### Objective
Will you write out the data exactly, excluding every picture?

■ ■ ■

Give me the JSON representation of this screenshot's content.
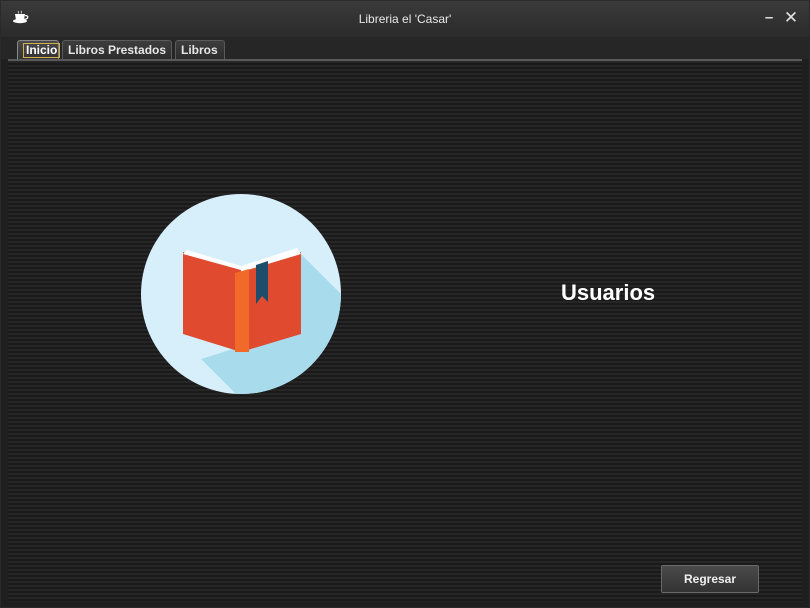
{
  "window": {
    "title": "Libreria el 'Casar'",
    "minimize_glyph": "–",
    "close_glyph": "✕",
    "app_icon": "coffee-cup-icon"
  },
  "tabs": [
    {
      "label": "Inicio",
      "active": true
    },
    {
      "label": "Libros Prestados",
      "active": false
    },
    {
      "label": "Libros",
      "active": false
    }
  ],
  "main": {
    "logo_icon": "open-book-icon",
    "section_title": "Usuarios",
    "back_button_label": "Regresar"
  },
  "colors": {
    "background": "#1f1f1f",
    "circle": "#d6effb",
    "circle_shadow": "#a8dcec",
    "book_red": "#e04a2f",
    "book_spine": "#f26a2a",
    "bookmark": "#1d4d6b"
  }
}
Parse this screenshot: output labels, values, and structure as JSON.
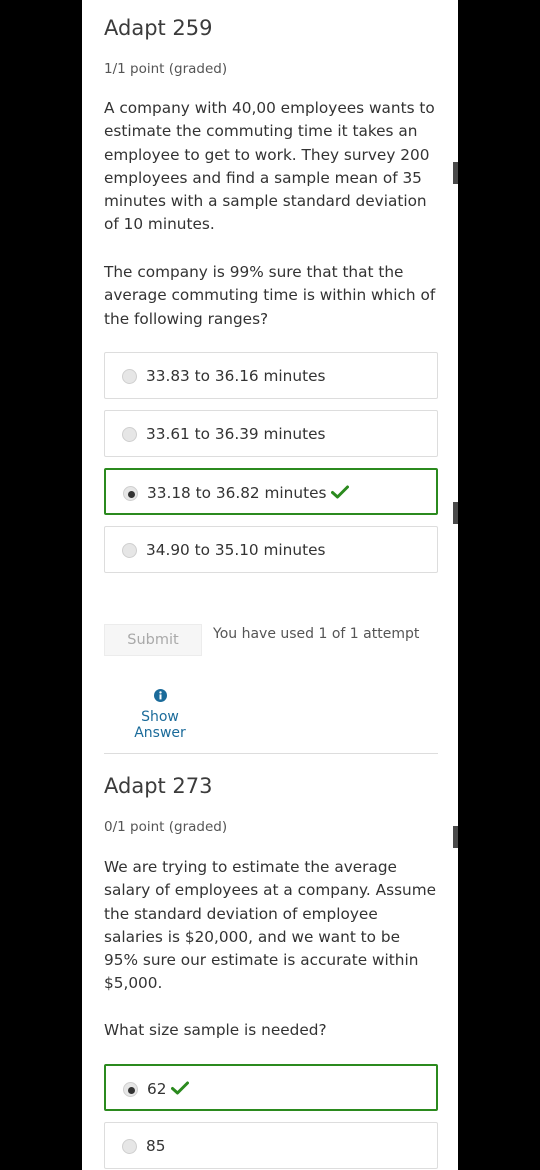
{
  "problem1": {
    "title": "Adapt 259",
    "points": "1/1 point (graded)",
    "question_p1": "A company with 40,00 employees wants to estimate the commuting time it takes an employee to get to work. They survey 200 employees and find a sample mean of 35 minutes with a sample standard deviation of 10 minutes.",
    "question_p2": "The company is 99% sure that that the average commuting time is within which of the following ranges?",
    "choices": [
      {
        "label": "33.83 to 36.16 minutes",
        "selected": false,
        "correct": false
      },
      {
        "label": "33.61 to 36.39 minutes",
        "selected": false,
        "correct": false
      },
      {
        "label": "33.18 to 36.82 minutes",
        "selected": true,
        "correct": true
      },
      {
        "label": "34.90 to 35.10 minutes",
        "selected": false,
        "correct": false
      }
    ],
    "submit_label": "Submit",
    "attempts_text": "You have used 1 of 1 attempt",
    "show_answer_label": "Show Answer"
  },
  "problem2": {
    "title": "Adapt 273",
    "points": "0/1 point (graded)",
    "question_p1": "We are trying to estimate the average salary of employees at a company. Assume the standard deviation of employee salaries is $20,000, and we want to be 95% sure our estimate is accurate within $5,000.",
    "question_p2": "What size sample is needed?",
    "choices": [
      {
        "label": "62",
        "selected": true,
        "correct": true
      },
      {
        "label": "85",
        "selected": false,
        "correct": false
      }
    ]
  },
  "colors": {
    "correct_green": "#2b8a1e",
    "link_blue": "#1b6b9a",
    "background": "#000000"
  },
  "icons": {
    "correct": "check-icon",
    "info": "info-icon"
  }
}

■ ■ ■

### Reply
Give me the JSON representation of this screenshot's content.
{
  "window": {
    "title": "Libreria el 'Casar'",
    "minimize_glyph": "–",
    "close_glyph": "✕",
    "app_icon": "coffee-cup-icon"
  },
  "tabs": [
    {
      "label": "Inicio",
      "active": true
    },
    {
      "label": "Libros Prestados",
      "active": false
    },
    {
      "label": "Libros",
      "active": false
    }
  ],
  "main": {
    "logo_icon": "open-book-icon",
    "section_title": "Usuarios",
    "back_button_label": "Regresar"
  },
  "colors": {
    "background": "#1f1f1f",
    "circle": "#d6effb",
    "circle_shadow": "#a8dcec",
    "book_red": "#e04a2f",
    "book_spine": "#f26a2a",
    "bookmark": "#1d4d6b"
  }
}
Parse this screenshot: output labels, values, and structure as JSON.
{
  "problem1": {
    "title": "Adapt 259",
    "points": "1/1 point (graded)",
    "question_p1": "A company with 40,00 employees wants to estimate the commuting time it takes an employee to get to work. They survey 200 employees and find a sample mean of 35 minutes with a sample standard deviation of 10 minutes.",
    "question_p2": "The company is 99% sure that that the average commuting time is within which of the following ranges?",
    "choices": [
      {
        "label": "33.83 to 36.16 minutes",
        "selected": false,
        "correct": false
      },
      {
        "label": "33.61 to 36.39 minutes",
        "selected": false,
        "correct": false
      },
      {
        "label": "33.18 to 36.82 minutes",
        "selected": true,
        "correct": true
      },
      {
        "label": "34.90 to 35.10 minutes",
        "selected": false,
        "correct": false
      }
    ],
    "submit_label": "Submit",
    "attempts_text": "You have used 1 of 1 attempt",
    "show_answer_label": "Show Answer"
  },
  "problem2": {
    "title": "Adapt 273",
    "points": "0/1 point (graded)",
    "question_p1": "We are trying to estimate the average salary of employees at a company. Assume the standard deviation of employee salaries is $20,000, and we want to be 95% sure our estimate is accurate within $5,000.",
    "question_p2": "What size sample is needed?",
    "choices": [
      {
        "label": "62",
        "selected": true,
        "correct": true
      },
      {
        "label": "85",
        "selected": false,
        "correct": false
      }
    ]
  },
  "colors": {
    "correct_green": "#2b8a1e",
    "link_blue": "#1b6b9a",
    "background": "#000000"
  },
  "icons": {
    "correct": "check-icon",
    "info": "info-icon"
  }
}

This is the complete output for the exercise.